(The exercise)
Return the data below verbatim, starting at its first line and ending with the line that contains "data-point — [525, 183, 536, 194]", both lines included.

(Entries supplied)
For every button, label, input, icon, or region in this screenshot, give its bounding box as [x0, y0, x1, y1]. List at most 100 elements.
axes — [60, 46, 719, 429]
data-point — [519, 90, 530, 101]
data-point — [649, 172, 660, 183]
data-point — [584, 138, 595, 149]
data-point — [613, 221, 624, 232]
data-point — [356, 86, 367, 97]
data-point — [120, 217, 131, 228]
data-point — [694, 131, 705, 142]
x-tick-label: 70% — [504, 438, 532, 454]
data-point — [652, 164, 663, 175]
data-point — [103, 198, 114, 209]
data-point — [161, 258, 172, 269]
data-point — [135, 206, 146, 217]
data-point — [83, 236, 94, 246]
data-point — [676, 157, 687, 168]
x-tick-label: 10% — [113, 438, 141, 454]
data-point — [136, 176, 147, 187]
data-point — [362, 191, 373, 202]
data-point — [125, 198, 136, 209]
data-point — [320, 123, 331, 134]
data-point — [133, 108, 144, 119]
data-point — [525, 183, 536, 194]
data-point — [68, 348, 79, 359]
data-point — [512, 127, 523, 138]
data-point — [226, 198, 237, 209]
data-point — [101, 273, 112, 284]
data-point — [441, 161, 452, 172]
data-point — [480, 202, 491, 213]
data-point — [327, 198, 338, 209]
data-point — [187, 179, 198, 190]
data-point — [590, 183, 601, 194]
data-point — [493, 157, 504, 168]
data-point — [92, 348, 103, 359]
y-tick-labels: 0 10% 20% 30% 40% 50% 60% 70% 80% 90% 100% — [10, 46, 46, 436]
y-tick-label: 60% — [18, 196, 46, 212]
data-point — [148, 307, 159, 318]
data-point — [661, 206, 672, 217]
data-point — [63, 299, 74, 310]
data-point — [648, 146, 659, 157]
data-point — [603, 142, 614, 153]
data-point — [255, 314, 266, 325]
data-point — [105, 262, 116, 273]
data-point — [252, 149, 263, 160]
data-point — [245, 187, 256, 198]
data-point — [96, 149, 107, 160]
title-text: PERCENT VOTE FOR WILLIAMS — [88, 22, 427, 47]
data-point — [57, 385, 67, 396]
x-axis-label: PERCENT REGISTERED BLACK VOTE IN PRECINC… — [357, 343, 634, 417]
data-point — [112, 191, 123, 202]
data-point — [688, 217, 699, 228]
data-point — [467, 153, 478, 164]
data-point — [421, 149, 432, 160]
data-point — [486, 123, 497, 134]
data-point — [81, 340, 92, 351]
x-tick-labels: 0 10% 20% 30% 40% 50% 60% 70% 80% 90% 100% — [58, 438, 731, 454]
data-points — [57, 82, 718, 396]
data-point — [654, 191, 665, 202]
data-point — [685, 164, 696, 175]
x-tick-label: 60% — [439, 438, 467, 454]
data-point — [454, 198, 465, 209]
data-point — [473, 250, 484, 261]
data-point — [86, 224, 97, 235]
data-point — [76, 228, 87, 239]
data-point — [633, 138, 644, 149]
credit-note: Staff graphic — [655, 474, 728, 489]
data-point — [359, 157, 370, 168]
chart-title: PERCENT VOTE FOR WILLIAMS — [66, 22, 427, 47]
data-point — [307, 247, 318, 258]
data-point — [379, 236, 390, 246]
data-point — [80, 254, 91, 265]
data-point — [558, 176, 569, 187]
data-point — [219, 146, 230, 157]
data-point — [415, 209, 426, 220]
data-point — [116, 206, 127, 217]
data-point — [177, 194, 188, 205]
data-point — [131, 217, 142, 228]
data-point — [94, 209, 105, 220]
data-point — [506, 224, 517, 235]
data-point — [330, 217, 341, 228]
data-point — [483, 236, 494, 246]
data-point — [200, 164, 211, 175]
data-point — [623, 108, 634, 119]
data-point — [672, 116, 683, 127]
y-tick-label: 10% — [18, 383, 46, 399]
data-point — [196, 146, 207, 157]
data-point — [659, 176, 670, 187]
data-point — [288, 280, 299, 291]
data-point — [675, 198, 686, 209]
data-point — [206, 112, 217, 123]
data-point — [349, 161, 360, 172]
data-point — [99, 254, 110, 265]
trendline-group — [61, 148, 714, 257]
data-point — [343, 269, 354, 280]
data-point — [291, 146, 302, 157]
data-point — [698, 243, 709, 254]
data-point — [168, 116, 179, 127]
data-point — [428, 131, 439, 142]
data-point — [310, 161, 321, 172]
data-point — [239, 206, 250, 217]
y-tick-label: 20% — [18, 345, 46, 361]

(Response)
For every button, label, input, icon, or region in this screenshot, give its bounding box as [x0, y0, x1, y1]. List at most 100 elements.
axes — [60, 46, 719, 429]
data-point — [519, 90, 530, 101]
data-point — [649, 172, 660, 183]
data-point — [584, 138, 595, 149]
data-point — [613, 221, 624, 232]
data-point — [356, 86, 367, 97]
data-point — [120, 217, 131, 228]
data-point — [694, 131, 705, 142]
x-tick-label: 70% — [504, 438, 532, 454]
data-point — [652, 164, 663, 175]
data-point — [103, 198, 114, 209]
data-point — [161, 258, 172, 269]
data-point — [135, 206, 146, 217]
data-point — [83, 236, 94, 246]
data-point — [676, 157, 687, 168]
x-tick-label: 10% — [113, 438, 141, 454]
data-point — [136, 176, 147, 187]
data-point — [362, 191, 373, 202]
data-point — [125, 198, 136, 209]
data-point — [320, 123, 331, 134]
data-point — [133, 108, 144, 119]
data-point — [525, 183, 536, 194]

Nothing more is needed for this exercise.